#### Extrait du document

Le Cabinet du Premier ministre de l'Ontario de 1945 à 2010 : qui conseille réellement?

AuthorDutil, Patrice

Pendant près de deux générations, des observateurs de tout genre ont déploré presque à l'unanimité l'influence croissante des conseillers du premier ministre. Des députés et des fonctionnaires se sont récriés que de jeunes conseillers arrogants aient eu la prétention de parler au nom du << pouvoir >> et d'affirmer que leurs << vérités >> avaient plus de poids et de pertinence que tous les autres conseils. Des universitaires ont conclu que la force des conseillers du premier ministre constitue un indicateur de la volonté de << centraliser le pouvoir >>. Au Canada, le défenseur le plus reconnu de ce modèle a été Donald Savoie, qui a décelé une tendance croissante à la << centralisation des pouvoirs >> et l'émergence d'une nouvelle forme de << gouvernement de cour >> qui doit s'entourer d'un grand nombre de conseillers (1).

Dans l'étude qu'elle a menée pour la Commission Gomery, Liane Benoit a noté que le personnel ministériel (ou << personnel exonéré >>) jouait un rôle important dans ses conseils aux premiers ministres. Paul Thomas s'est montré plus dur à l'égard des attachés politiques, estimant qu'ils devraient rendre des comptes et que leur fonction devrait être réglementée (2). Plus récemment, Ian Brodie a défendu le rôle du personnel ministériel, mais a admis qu'une formation sur ce plan lui serait profitable (3). En Ontario, Graham White a retracé l'évolution du rôle non officiel de conseiller du premier ministre, mais il n'a pas examiné en détail la nature du travail des attachés politiques (4).

[Entrées de position des éléments]
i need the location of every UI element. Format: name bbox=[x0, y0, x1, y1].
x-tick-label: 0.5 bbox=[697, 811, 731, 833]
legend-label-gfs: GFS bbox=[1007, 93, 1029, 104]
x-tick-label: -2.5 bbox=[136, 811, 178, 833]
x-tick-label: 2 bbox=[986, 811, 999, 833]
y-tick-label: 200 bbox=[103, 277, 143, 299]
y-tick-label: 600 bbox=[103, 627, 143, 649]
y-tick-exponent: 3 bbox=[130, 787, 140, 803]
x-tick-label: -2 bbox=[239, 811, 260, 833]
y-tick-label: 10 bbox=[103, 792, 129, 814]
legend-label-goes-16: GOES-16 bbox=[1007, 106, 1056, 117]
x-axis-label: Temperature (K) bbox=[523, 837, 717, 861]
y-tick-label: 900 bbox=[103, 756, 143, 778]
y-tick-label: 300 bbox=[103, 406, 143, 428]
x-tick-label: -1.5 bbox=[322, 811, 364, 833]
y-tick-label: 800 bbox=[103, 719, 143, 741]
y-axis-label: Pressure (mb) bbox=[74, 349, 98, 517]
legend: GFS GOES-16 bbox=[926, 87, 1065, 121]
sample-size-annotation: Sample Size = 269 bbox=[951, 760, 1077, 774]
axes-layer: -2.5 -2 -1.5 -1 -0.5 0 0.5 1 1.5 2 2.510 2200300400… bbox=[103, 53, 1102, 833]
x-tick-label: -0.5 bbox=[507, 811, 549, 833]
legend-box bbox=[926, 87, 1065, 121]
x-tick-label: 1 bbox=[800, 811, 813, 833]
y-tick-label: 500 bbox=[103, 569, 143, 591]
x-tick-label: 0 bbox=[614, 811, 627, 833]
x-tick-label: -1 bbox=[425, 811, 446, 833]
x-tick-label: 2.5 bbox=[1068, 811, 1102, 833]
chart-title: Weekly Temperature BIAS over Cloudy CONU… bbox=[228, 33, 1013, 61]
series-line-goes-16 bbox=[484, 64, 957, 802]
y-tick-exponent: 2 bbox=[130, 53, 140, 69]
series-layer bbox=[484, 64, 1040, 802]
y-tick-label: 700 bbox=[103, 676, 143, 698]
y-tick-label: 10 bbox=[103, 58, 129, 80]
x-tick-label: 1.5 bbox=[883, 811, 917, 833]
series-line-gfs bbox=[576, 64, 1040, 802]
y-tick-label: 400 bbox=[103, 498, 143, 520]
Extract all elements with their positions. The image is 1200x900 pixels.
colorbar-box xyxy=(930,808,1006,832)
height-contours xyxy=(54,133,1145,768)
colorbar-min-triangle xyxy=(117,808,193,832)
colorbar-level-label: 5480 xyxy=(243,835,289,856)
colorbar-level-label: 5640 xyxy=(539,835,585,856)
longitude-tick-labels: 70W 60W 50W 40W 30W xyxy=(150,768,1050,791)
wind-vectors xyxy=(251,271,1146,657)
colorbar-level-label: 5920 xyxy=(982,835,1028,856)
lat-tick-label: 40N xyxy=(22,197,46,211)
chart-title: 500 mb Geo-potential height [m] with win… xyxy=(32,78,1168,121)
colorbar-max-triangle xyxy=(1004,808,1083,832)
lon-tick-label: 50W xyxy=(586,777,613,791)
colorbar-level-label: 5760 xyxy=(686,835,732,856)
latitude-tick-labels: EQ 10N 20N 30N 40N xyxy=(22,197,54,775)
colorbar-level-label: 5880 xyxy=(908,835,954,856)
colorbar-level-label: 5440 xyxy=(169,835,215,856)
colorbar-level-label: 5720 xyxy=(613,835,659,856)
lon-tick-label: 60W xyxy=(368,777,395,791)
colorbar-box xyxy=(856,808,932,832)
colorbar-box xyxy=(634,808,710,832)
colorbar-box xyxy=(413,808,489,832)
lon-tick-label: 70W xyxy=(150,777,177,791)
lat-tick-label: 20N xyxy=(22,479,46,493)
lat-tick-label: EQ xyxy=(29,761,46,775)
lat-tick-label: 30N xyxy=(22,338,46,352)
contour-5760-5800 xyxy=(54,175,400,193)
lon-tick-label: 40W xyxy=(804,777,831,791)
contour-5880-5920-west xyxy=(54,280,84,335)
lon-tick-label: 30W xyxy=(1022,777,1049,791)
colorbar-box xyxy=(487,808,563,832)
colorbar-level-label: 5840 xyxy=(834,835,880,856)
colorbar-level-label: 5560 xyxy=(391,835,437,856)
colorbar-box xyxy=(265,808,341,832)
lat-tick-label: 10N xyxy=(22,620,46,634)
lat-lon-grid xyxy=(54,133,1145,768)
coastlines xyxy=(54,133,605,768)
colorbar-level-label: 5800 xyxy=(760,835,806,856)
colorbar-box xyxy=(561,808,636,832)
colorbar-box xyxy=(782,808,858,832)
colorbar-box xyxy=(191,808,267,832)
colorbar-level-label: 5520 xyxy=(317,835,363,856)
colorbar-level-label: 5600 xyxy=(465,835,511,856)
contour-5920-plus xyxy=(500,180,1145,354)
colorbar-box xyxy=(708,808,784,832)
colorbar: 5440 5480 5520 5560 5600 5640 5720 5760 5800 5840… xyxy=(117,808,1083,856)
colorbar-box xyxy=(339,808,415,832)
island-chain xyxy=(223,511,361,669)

#### Consigne
Reprenez le texte sur les conseillers du premier ministre de l'Ontario et prolongez-le à partir de sa dernière phrase. Ce matériel n'est d'aucune utilité ici.

#### Réponse attendue
Dans la foulée des conclusions présentées par Savoie et dans celle de la Commission Gomery sur le scandale des commandites, qui a mis au jour des cas d'ingérence politique indue dans un programme gouvernemental (5), Peter Aucoin a présenté un nouveau concept, la << nouvelle gouvernance publique >>, qui sous-entend << la concentration du pouvoir chez le premier ministre et son entourage de quelques ministres, aides politiques et fonctionnaires choisis (6) >>. Aucoin remarque que ces pressions, issues des exigences croissantes en matière de reddition de comptes, de cohérence, de transparence et d'ouverture, placent un fardeau sans précédent sur les épaules du premier ministre (7). Le modèle d'Aucoin, qui a permis de décrire une réalité qu'observaient de nombreux journalistes depuis des décennies, n'était toutefois pas étayé de preuves empiriques. Comment mesurer la << concentration du pouvoir >>? Peut-on démontrer que le personnel ministériel a acquis plus de poids et de pouvoir? Peut-on prouver que les premiers ministres passent aujourd'hui plus de temps à examiner les compétences des mandarins qui relèvent de lui? Existe-t-il des preuves que l'on contraint davantage les fonctionnaires à se conformer à la ligne tracée par le gouvernement ou à se montrer enthousiastes à l'égard des projets et des priorités du gouvernement?

Leadership du secteur public au sein du Cabinet du Premier ministre

Dès la fin de la Seconde Guerre mondiale, le << Cabinet du Premier ministre >> est bien installé dans l'aile est du palais législatif de Queen's Park. George Drew, premier ministre de l'Ontario d'août 1943 à octobre 1948, est entouré d'un petit nombre d'employés de bureau. Les fonctionnaires les plus haut placés relèvent officiellement du secrétaire provincial, un poste du Cabinet, et non du premier ministre lui-même.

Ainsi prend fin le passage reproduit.